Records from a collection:
(begin)
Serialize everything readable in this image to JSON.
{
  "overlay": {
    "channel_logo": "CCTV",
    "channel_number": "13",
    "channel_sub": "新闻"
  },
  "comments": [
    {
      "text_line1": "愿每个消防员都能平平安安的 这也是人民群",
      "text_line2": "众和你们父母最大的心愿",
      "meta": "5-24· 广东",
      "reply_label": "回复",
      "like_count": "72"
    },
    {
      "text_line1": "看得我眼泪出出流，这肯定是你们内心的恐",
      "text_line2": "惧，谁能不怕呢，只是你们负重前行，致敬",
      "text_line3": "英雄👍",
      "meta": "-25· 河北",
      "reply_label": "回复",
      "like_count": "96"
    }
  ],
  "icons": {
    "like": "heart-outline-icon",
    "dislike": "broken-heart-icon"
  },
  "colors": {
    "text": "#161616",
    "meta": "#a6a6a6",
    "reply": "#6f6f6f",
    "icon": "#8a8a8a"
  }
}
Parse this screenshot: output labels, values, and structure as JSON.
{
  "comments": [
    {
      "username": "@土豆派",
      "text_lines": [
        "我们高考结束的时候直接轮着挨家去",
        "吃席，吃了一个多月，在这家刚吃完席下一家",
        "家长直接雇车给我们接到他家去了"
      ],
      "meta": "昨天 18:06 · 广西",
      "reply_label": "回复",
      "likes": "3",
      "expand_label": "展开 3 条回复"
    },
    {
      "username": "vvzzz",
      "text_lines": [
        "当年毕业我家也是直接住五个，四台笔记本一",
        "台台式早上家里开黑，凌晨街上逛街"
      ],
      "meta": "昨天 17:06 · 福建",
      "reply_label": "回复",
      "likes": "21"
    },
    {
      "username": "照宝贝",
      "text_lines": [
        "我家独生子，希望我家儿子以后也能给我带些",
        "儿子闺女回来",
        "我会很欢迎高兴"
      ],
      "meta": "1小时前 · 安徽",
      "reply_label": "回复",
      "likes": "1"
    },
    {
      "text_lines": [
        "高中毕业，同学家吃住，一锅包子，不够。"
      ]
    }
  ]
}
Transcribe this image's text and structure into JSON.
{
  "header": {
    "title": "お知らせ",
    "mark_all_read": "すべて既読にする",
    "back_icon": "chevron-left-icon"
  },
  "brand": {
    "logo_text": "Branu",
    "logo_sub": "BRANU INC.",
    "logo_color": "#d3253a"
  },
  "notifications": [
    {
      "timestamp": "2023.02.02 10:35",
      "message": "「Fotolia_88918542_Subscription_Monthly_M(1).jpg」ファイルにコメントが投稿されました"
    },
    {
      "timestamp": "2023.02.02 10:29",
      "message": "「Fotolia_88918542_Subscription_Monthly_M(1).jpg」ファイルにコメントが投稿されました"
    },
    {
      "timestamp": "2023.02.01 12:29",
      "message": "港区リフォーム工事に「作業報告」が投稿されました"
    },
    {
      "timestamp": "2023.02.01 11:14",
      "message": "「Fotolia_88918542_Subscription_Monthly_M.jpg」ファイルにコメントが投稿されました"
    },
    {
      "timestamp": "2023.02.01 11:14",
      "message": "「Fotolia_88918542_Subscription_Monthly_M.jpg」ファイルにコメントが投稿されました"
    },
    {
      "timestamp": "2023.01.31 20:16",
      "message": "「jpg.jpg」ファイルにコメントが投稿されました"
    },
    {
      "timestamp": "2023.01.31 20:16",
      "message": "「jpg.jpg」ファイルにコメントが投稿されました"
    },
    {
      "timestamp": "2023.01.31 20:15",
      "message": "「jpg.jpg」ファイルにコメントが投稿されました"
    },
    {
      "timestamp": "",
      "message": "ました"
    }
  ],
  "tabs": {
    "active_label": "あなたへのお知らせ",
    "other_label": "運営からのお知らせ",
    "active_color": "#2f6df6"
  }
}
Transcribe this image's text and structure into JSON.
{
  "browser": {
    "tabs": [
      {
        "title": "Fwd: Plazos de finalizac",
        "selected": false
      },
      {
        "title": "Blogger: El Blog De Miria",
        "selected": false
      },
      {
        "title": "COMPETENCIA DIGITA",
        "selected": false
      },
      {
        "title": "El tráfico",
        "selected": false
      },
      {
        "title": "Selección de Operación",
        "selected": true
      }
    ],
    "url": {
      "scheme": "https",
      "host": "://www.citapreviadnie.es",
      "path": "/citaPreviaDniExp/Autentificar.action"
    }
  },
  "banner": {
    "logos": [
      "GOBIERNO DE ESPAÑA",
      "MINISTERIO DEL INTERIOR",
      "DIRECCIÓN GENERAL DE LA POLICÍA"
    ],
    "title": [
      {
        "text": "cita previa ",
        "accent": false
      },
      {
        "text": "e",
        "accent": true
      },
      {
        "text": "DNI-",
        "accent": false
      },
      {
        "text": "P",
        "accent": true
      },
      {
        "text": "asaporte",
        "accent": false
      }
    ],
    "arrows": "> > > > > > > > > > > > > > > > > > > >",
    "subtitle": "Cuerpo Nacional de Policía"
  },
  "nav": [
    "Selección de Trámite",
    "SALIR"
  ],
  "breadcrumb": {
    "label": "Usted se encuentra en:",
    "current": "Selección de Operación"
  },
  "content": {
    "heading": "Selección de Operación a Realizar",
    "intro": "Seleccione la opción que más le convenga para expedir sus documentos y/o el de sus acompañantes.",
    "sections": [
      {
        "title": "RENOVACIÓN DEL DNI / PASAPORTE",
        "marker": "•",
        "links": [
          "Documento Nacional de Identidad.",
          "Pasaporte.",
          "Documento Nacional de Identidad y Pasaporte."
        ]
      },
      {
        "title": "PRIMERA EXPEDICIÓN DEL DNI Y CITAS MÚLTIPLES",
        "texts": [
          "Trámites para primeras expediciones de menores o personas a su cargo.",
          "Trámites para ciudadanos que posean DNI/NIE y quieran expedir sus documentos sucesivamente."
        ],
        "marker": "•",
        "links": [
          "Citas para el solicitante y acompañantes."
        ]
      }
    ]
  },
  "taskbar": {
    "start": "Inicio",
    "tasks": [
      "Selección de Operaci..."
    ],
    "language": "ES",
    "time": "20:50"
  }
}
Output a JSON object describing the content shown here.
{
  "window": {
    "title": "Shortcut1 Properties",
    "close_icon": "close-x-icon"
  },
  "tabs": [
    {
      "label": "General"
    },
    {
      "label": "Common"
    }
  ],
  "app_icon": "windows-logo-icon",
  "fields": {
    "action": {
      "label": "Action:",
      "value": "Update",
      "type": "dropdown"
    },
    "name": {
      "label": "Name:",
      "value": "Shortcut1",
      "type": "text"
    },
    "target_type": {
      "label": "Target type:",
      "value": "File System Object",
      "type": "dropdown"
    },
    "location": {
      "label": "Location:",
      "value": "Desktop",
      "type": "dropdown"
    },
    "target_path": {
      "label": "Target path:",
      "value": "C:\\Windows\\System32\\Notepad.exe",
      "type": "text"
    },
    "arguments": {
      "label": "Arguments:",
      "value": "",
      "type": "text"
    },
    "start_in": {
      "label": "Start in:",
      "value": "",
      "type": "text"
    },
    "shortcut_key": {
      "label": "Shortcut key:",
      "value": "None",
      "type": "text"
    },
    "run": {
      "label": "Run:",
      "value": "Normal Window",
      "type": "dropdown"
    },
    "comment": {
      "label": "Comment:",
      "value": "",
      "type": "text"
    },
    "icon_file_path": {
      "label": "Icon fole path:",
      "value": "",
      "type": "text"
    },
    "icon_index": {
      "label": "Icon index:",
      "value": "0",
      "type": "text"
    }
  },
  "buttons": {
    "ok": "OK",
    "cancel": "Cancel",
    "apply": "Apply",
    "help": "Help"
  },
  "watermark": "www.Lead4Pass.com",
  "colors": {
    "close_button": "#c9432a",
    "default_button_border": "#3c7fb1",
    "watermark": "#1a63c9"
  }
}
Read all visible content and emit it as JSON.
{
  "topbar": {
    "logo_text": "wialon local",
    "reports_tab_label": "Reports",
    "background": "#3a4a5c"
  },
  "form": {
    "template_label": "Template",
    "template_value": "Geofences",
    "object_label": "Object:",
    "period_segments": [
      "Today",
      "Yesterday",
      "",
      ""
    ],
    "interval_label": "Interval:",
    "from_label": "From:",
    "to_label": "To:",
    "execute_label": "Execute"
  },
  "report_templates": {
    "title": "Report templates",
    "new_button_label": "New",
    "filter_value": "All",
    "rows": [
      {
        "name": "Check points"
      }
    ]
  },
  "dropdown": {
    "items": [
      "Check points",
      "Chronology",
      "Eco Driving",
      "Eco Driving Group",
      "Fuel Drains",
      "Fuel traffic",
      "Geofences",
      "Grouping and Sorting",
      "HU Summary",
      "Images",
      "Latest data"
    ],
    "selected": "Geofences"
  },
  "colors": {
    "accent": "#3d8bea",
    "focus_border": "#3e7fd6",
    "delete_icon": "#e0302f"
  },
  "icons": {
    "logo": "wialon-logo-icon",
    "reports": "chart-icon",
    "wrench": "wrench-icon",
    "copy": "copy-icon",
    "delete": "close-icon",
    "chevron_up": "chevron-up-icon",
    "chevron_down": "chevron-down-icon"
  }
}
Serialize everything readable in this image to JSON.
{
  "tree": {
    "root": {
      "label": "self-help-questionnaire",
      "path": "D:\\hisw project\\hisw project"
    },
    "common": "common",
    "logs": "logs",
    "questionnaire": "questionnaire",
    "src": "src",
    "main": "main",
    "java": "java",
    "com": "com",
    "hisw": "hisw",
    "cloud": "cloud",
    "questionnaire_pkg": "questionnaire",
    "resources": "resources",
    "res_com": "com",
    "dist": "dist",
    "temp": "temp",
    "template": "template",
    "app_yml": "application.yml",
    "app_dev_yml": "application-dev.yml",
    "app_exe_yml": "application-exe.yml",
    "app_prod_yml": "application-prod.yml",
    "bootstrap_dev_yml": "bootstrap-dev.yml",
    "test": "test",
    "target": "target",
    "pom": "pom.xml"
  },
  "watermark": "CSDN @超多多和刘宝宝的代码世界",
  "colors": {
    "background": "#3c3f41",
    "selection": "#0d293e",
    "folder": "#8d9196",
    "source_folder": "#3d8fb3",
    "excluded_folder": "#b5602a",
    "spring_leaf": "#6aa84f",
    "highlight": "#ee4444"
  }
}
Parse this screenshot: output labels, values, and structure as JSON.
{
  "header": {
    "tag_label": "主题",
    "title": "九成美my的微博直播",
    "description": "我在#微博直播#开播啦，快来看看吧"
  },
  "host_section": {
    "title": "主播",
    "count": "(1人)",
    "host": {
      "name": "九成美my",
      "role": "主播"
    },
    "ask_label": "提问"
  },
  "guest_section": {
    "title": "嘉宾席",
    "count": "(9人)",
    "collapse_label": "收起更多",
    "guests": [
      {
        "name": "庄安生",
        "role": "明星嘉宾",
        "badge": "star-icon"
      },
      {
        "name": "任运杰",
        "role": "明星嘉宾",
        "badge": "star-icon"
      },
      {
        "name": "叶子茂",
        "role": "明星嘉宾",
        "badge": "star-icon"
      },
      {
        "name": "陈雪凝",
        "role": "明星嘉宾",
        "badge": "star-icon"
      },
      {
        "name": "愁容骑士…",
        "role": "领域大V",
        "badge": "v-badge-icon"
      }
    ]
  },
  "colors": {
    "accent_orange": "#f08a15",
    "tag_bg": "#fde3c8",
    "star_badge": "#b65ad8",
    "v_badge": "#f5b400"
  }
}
(end)
Search the entries for the word "Nacional" and copy every line that has it.

Result:
    "subtitle": "Cuerpo Nacional de Policía"
          "Documento Nacional de Identidad.",
          "Documento Nacional de Identidad y Pasaporte."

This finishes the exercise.